┌──

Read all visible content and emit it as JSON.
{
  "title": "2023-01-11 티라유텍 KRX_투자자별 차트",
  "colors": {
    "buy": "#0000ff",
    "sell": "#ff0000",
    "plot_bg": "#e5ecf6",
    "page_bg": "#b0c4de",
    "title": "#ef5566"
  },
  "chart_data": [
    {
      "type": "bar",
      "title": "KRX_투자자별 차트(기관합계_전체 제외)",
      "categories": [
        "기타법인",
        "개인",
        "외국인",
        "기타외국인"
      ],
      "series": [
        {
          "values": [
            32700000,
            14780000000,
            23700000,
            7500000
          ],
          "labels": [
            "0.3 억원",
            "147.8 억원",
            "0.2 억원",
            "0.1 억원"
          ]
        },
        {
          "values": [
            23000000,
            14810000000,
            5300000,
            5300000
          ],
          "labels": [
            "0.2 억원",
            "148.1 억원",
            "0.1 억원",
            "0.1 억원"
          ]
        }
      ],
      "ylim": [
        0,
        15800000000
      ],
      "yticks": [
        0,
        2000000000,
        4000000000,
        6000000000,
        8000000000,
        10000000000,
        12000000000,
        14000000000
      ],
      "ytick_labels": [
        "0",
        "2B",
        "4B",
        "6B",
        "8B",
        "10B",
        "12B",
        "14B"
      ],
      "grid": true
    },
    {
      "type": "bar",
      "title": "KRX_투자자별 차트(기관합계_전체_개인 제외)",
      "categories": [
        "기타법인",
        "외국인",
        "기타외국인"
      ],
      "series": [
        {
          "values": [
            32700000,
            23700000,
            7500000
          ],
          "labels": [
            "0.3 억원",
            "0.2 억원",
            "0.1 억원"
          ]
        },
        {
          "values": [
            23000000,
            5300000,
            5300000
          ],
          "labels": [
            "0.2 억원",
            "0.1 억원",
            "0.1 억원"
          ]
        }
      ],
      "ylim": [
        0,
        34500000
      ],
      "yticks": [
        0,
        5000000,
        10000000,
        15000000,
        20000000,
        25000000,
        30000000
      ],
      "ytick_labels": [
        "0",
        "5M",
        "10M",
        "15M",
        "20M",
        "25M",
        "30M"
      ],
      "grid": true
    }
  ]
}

└──

Output the records above in their entirety, exactly.

Read all visible content and emit it as JSON.
{
  "title": "2023-01-11 티라유텍 KRX_투자자별 차트",
  "colors": {
    "buy": "#0000ff",
    "sell": "#ff0000",
    "plot_bg": "#e5ecf6",
    "page_bg": "#b0c4de",
    "title": "#ef5566"
  },
  "chart_data": [
    {
      "type": "bar",
      "title": "KRX_투자자별 차트(기관합계_전체 제외)",
      "categories": [
        "기타법인",
        "개인",
        "외국인",
        "기타외국인"
      ],
      "series": [
        {
          "values": [
            32700000,
            14780000000,
            23700000,
            7500000
          ],
          "labels": [
            "0.3 억원",
            "147.8 억원",
            "0.2 억원",
            "0.1 억원"
          ]
        },
        {
          "values": [
            23000000,
            14810000000,
            5300000,
            5300000
          ],
          "labels": [
            "0.2 억원",
            "148.1 억원",
            "0.1 억원",
            "0.1 억원"
          ]
        }
      ],
      "ylim": [
        0,
        15800000000
      ],
      "yticks": [
        0,
        2000000000,
        4000000000,
        6000000000,
        8000000000,
        10000000000,
        12000000000,
        14000000000
      ],
      "ytick_labels": [
        "0",
        "2B",
        "4B",
        "6B",
        "8B",
        "10B",
        "12B",
        "14B"
      ],
      "grid": true
    },
    {
      "type": "bar",
      "title": "KRX_투자자별 차트(기관합계_전체_개인 제외)",
      "categories": [
        "기타법인",
        "외국인",
        "기타외국인"
      ],
      "series": [
        {
          "values": [
            32700000,
            23700000,
            7500000
          ],
          "labels": [
            "0.3 억원",
            "0.2 억원",
            "0.1 억원"
          ]
        },
        {
          "values": [
            23000000,
            5300000,
            5300000
          ],
          "labels": [
            "0.2 억원",
            "0.1 억원",
            "0.1 억원"
          ]
        }
      ],
      "ylim": [
        0,
        34500000
      ],
      "yticks": [
        0,
        5000000,
        10000000,
        15000000,
        20000000,
        25000000,
        30000000
      ],
      "ytick_labels": [
        "0",
        "5M",
        "10M",
        "15M",
        "20M",
        "25M",
        "30M"
      ],
      "grid": true
    }
  ]
}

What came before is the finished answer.